Identify the lines that contain the word "Westdeutschland", then copy them.
:: DATASET CONTENT
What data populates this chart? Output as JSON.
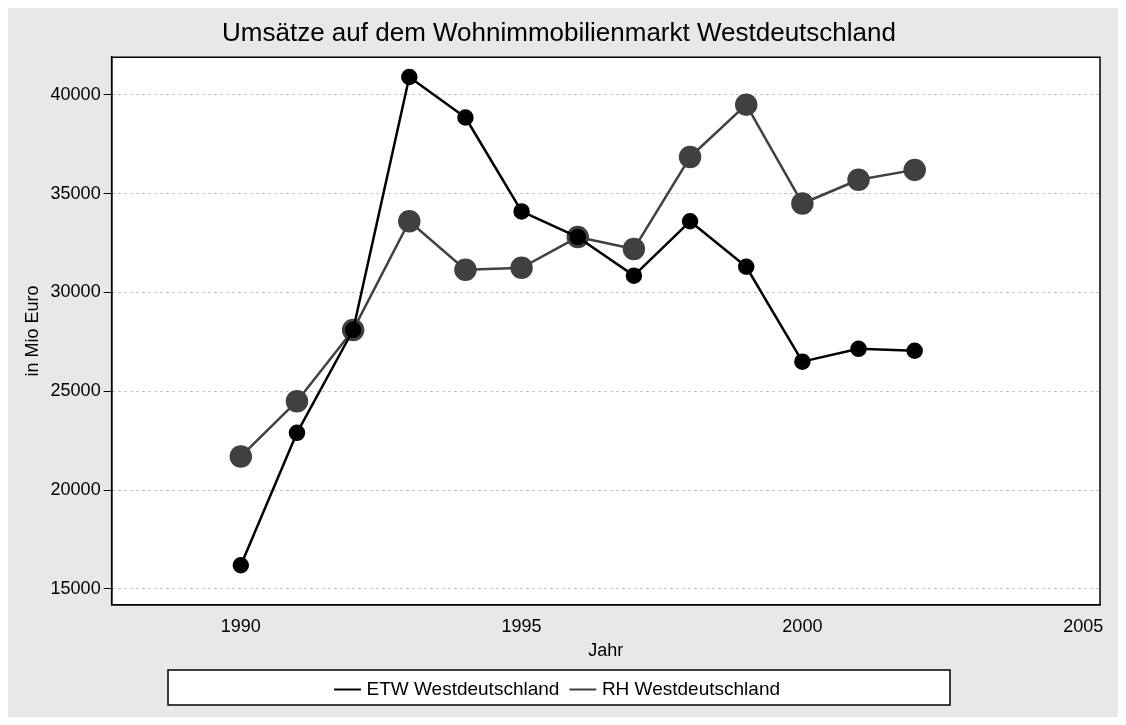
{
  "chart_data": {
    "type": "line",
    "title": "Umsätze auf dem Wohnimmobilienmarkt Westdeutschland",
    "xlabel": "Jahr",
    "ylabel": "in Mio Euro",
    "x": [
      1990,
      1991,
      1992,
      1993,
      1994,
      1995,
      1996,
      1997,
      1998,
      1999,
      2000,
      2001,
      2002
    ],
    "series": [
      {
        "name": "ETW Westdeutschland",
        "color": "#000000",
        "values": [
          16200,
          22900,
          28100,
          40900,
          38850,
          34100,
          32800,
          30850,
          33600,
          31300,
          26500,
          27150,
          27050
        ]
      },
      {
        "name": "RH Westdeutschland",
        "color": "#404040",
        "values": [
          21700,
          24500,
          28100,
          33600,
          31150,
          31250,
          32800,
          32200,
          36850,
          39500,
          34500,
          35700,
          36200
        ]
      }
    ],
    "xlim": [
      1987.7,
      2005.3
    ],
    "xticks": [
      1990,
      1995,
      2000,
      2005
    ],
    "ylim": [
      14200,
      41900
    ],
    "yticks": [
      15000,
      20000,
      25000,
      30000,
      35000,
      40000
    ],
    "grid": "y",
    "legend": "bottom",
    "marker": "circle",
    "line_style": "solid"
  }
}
::::
:: DATASET CONTENT
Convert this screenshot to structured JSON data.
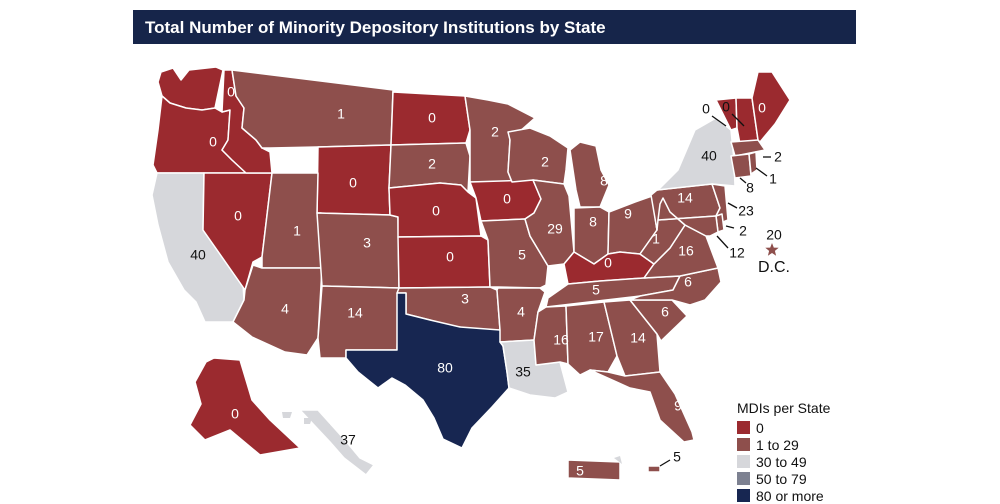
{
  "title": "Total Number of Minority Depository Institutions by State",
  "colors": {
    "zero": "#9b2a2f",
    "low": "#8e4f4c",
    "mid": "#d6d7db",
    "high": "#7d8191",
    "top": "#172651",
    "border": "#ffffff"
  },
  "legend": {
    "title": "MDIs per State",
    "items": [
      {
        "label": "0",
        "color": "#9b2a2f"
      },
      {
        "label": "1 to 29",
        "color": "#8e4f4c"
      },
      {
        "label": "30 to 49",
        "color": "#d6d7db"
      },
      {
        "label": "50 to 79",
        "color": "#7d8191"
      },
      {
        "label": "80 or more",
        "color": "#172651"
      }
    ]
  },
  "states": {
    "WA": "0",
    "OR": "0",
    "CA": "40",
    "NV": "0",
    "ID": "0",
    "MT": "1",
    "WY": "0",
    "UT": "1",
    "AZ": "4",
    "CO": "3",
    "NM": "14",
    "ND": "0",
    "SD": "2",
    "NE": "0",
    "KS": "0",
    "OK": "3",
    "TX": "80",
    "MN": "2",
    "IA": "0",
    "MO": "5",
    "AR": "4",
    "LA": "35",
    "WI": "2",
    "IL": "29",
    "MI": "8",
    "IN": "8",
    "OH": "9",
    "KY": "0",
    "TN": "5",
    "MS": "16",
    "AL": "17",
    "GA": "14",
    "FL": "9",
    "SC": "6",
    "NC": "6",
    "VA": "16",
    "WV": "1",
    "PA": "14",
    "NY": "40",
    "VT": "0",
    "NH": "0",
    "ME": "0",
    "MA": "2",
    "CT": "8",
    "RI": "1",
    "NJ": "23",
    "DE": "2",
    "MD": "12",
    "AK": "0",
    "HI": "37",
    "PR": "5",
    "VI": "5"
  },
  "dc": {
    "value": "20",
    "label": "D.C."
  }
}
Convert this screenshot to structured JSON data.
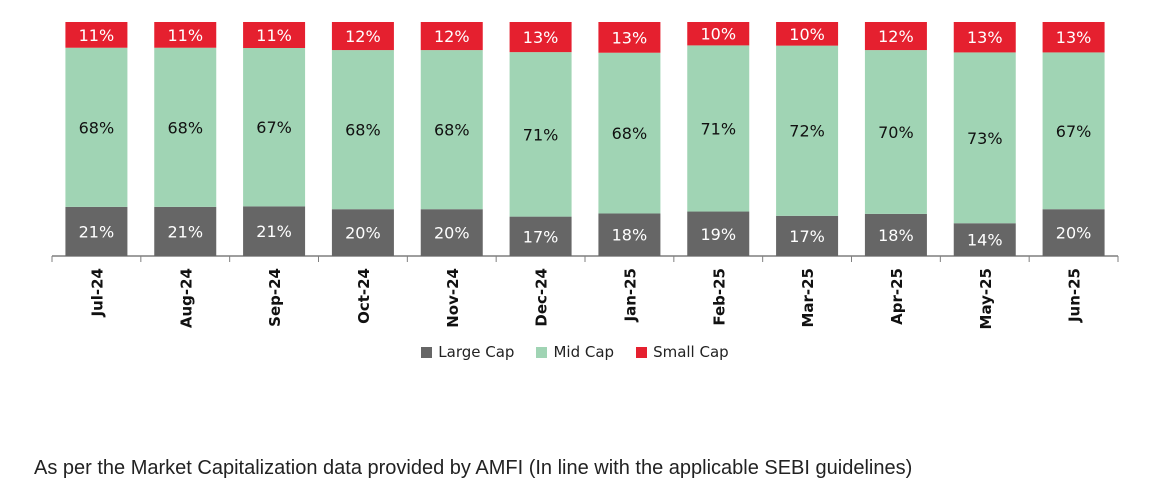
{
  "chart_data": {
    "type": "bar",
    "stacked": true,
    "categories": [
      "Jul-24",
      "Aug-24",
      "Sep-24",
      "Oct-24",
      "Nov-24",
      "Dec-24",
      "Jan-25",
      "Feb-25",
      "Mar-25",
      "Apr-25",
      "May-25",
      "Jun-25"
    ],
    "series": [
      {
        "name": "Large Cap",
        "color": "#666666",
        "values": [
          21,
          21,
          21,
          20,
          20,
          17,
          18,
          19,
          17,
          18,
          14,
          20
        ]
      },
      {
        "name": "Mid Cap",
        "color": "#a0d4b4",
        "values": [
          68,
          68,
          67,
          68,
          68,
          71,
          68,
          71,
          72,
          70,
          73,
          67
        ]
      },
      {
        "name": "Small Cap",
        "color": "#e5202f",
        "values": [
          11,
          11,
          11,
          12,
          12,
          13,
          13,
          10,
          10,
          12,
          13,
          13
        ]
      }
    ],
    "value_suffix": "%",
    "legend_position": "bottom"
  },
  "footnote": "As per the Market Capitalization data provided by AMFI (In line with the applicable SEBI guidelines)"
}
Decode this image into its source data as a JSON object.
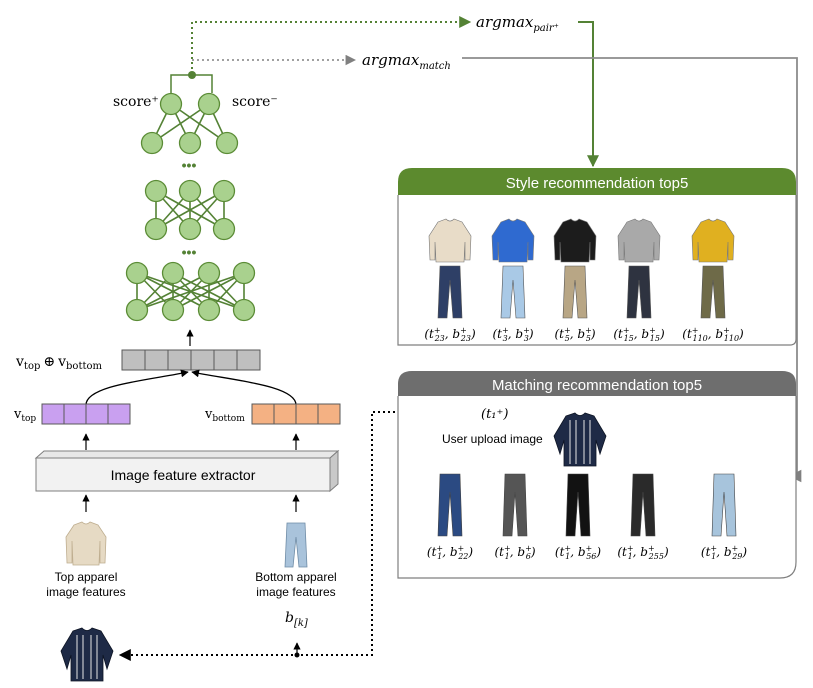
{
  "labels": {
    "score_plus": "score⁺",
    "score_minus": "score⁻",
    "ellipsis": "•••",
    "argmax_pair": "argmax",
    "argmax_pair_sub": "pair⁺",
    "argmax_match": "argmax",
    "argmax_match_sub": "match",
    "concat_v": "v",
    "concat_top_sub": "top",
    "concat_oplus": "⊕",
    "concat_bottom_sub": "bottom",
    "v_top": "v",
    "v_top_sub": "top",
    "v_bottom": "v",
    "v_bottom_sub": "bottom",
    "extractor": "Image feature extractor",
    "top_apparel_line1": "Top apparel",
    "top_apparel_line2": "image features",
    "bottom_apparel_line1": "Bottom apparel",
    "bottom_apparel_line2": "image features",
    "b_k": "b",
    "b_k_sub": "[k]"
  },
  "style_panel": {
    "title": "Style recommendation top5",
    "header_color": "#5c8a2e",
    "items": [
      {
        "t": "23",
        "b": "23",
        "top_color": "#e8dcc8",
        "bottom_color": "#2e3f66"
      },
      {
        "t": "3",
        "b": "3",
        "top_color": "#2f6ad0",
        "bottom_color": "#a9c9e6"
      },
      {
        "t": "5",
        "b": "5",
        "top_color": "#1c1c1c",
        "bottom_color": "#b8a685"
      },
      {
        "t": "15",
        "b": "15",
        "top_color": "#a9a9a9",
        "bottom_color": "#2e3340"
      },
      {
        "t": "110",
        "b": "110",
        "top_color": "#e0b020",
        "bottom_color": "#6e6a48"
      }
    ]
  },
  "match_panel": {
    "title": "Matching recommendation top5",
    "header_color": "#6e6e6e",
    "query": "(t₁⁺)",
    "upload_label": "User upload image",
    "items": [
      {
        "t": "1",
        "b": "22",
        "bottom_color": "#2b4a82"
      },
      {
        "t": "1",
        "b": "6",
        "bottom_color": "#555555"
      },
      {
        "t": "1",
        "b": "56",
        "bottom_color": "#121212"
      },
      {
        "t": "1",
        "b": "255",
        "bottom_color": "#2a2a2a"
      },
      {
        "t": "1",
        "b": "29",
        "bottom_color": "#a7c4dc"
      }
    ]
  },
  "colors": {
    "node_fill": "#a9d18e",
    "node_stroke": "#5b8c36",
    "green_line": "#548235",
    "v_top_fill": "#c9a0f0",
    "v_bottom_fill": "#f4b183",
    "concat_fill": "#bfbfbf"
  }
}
::::
:: DATASET CONTENT
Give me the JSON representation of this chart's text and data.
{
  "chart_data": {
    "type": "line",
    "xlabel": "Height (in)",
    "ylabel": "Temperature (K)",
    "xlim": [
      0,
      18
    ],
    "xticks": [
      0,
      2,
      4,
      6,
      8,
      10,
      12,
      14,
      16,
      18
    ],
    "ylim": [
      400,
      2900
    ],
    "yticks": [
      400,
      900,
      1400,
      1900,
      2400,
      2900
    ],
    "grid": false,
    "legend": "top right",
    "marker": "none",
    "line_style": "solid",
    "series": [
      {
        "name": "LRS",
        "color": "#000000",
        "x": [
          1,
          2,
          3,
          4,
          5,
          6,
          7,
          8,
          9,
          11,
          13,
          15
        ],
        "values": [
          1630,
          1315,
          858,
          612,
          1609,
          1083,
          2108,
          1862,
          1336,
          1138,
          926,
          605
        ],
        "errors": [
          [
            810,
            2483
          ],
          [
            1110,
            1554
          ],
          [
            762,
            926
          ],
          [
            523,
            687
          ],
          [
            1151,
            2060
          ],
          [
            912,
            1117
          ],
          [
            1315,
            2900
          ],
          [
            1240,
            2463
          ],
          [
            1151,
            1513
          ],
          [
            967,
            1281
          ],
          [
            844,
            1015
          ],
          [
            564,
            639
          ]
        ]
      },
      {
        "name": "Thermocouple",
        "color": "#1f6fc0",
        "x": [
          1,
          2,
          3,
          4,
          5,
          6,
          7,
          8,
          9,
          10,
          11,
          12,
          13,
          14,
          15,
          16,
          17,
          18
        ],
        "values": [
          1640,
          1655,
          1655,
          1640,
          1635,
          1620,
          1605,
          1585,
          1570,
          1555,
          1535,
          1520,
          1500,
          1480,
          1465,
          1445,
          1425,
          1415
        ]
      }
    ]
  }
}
::::
REPLY TO THE EXERCISE:
    "title": "Umsätze auf dem Wohnimmobilienmarkt Westdeutschland",
        "name": "ETW Westdeutschland",
        "name": "RH Westdeutschland",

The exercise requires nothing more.